**Remember, y'all, this post may contain affiliate links. I receive a small amount of compensation when you purchase from my links, which I"ll totally blow on waffle fries and sweet tea, y'all!**
As a teacher, I recieved gifts over the years -some obviously very thoughtful and others that left me scratching my head in wonder. Regardless, the simple act of giving a gift meant the world to me, especially since I wasn’t always the “main” teacher. (I taught special education, and even if I saw a child for most of the day, I wasn’t their “homeroom” teacher, and ….I digress…) So, let me repeat, any gift you give a teacher will be much appreciated. Period. Truly, it IS the thought that counts.
Honestly, the gifts that meant the most to me were the personalized notes, you could have your child help create a picture for each teacher, and include a note of thanks -offering anything specific you can, even if it’s simply “you make my child smile”. Pull out the paint brush, water colors or tempera paint, and let your child express himself – regardless of his age. Sometimes a picture of your child is helpful, too, because it will allow her teachers to continue to put a name to a face (because we’re all a little forgetful in our old age.) I’ve helped my daughter create various cards over the years, using card stock, colorful tissue paper bits, and contact paper. Or peruse Pinterest for a simple craft you think you and your child could create for all his teachers.

Task list:
a – Copy the passage of the teacher gifts post word for word, starting at "Honestly, the gifts" and ending at "all his teachers.".
b – Proceed with the teacher gifts post, writing on from its final sentence.

Recorded data:

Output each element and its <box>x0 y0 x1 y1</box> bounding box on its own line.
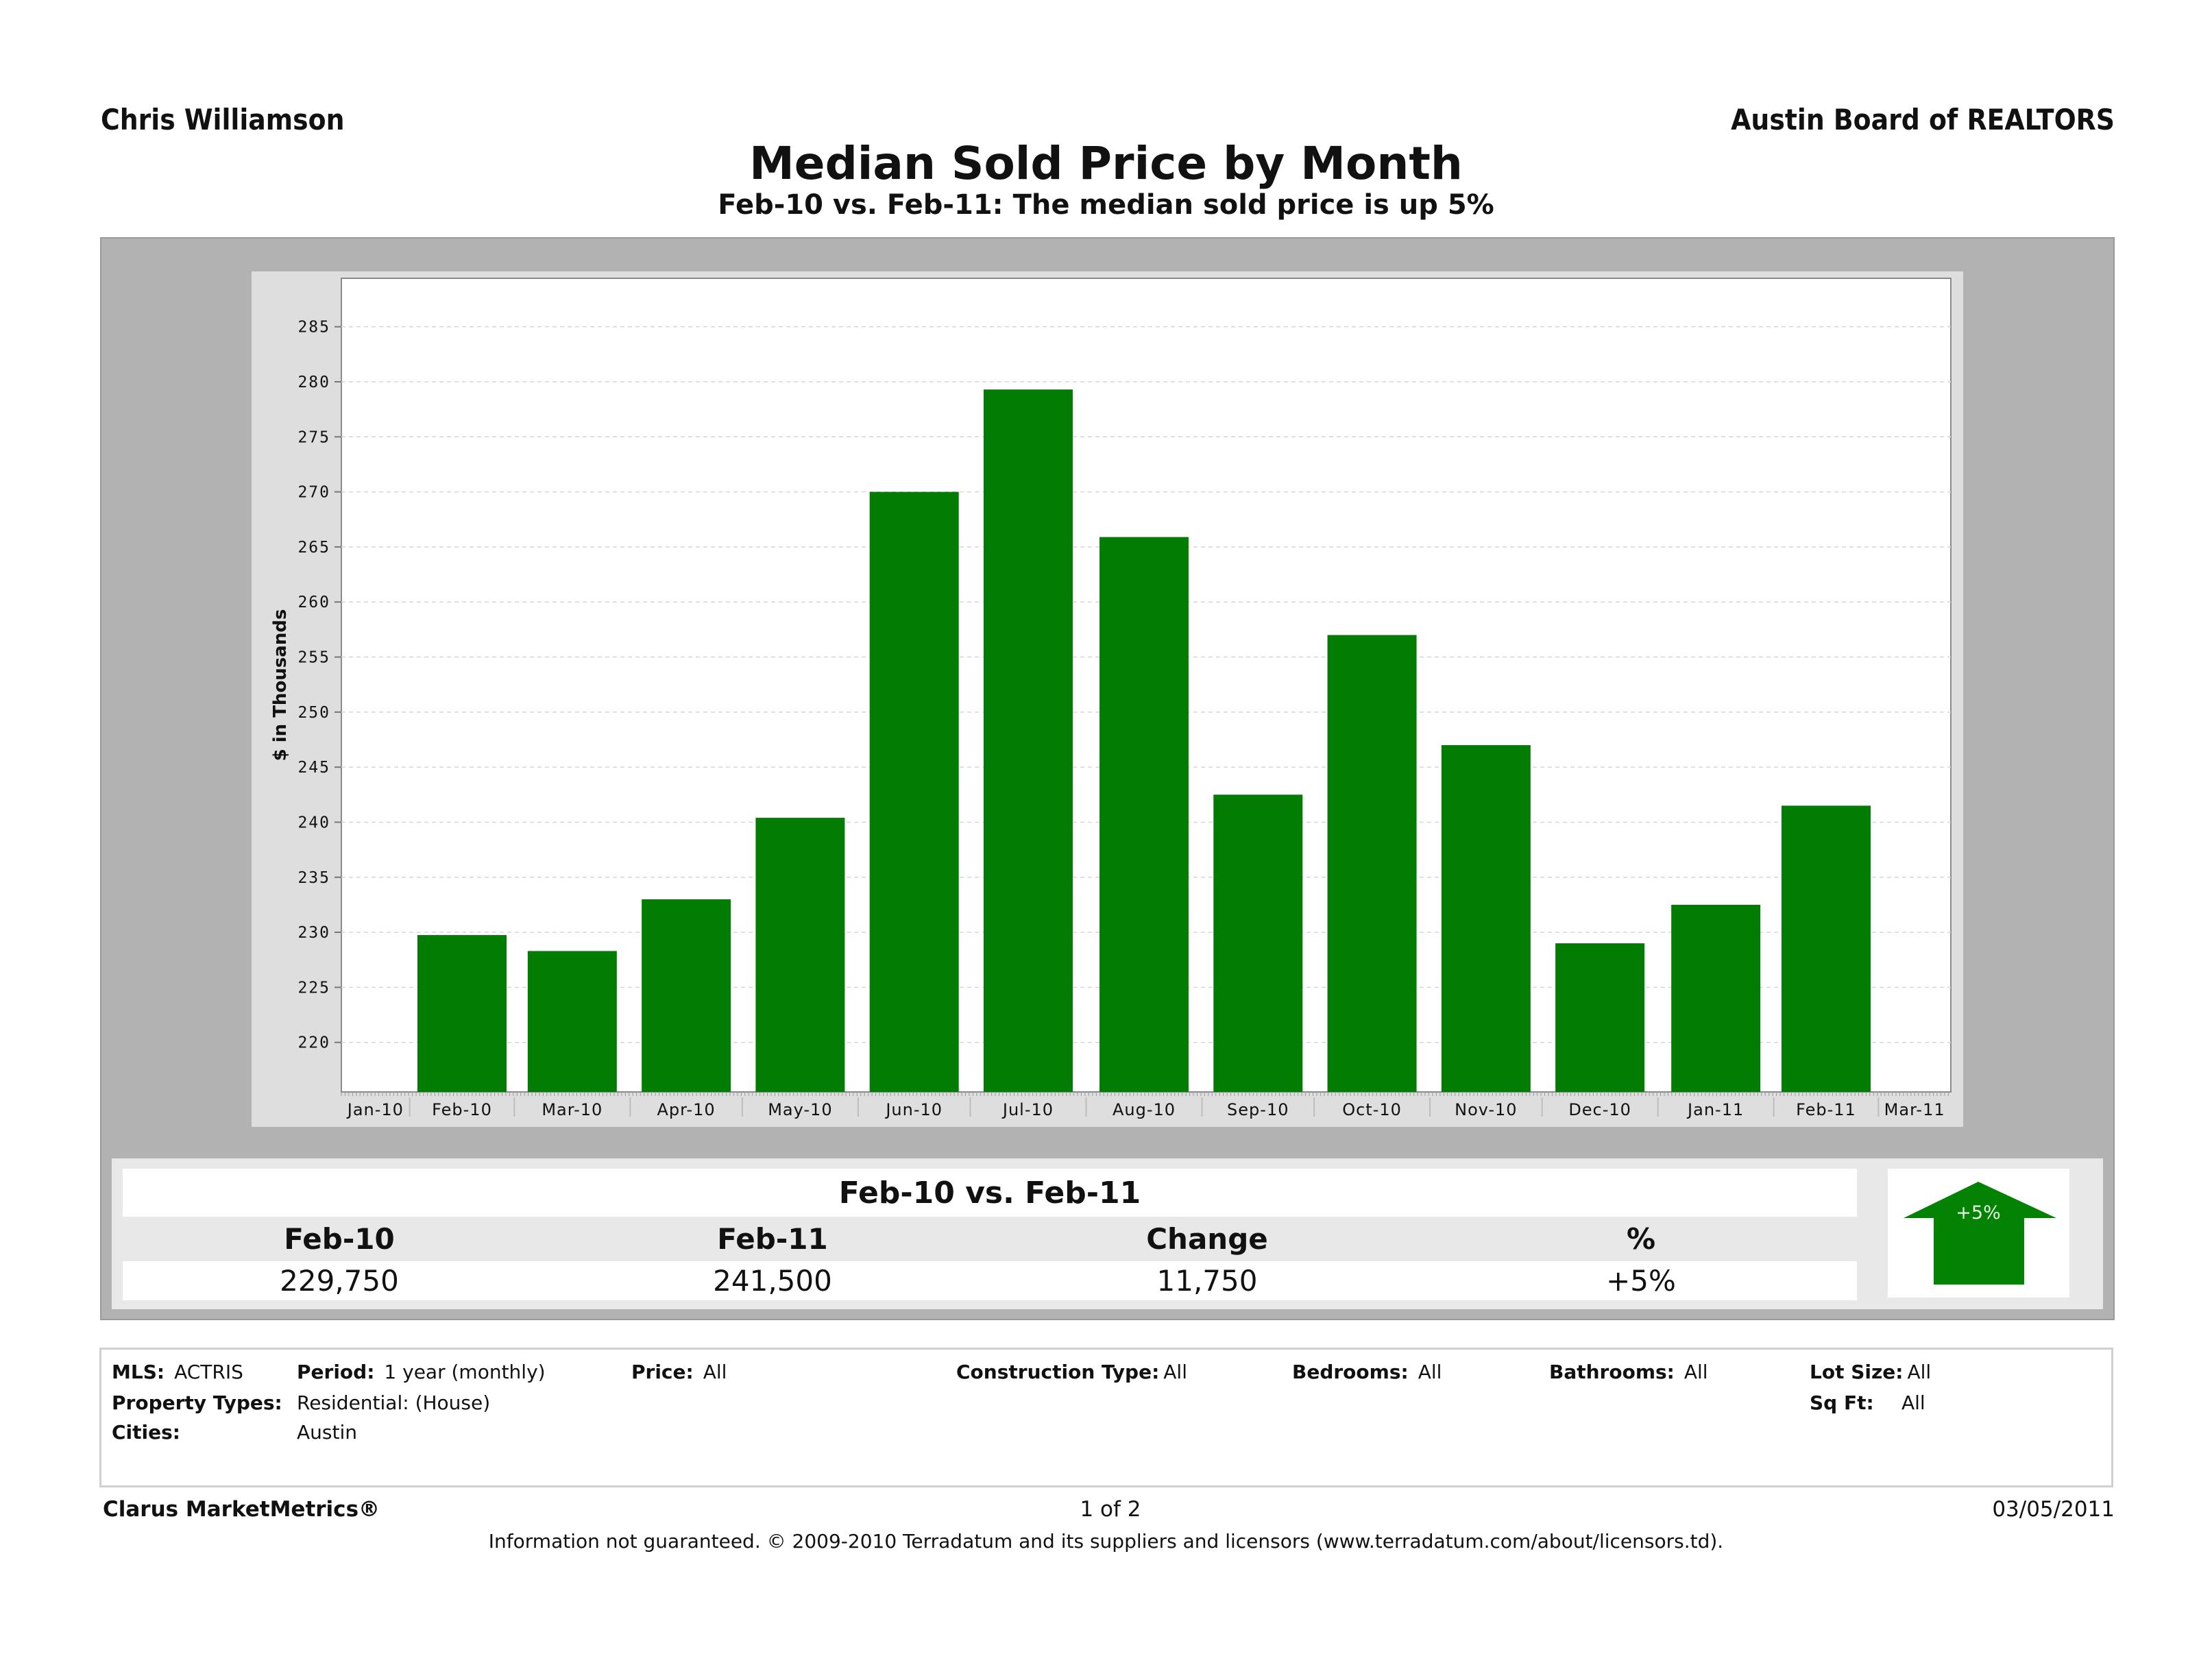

Final results:
a –
Honestly, the gifts that meant the most to me were the personalized notes, you could have your child help create a picture for each teacher, and include a note of thanks -offering anything specific you can, even if it’s simply “you make my child smile”. Pull out the paint brush, water colors or tempera paint, and let your child express himself – regardless of his age. Sometimes a picture of your child is helpful, too, because it will allow her teachers to continue to put a name to a face (because we’re all a little forgetful in our old age.) I’ve helped my daughter create various cards over the years, using card stock, colorful tissue paper bits, and contact paper. Or peruse Pinterest for a simple craft you think you and your child could create for all his teachers.

b –
When I was in the classroom, the gift that (still) meant the most to me was from one of my 5th graders, whose learning disability made the simple task of writing very difficult. That year, she hand wrote me a letter of thanks – specifying things I’d done for her/with her that year. I know the time, effort, and thought that went in to that was great – and I thus still treasure it dearly. She got me a few other small things along with that note, but the note is what I most recall.
If you want to include a little **something** along with the pictures and notes, the gesture of a $5 gift card, or even a little baggie of assorted chocolates can go a long way. The dollar stores usually have those little mesh baggies in multiples; I snagged a bag of chocolates last year for free with some deal -likely at Publix- and allocated a few of them to each of my daughter’s teacher, using those baggies. Also, you could create various baked goods with your child, and include with a personalized note.
Along those same lines, clip and root a piece of your favorite house plant, like a Christmas cactus; root it, then put it in a colorful pot. Or, grab a ready-to-paint pot from a craft store or home improvement store, and let your child create a design on the pot. House plants can certainly be a lasting way of saying “thank you”.
Another idea, depending on your child’s class and teachers, is to pool together with other parents, and go in together for one big class gift. With a larger budget, the class could get the teachers personalized stationary from Vistaprint, or even a larger gift card or gift certificate to her favorite restaurant. Or just cold hard cash.
This year, for the end of year gift, my daughter’s pre-K class is making a photo book for each teacher. Since they’ve been taking pictures all year round, and uploading to Shutterfly, we have plenty of pictures of the kids and both teachers. Each child will also create one picture for each teacher, and write a sentence or two about what they like the most about each teachers – scan them in: boom. Sentimental, meaningful gift.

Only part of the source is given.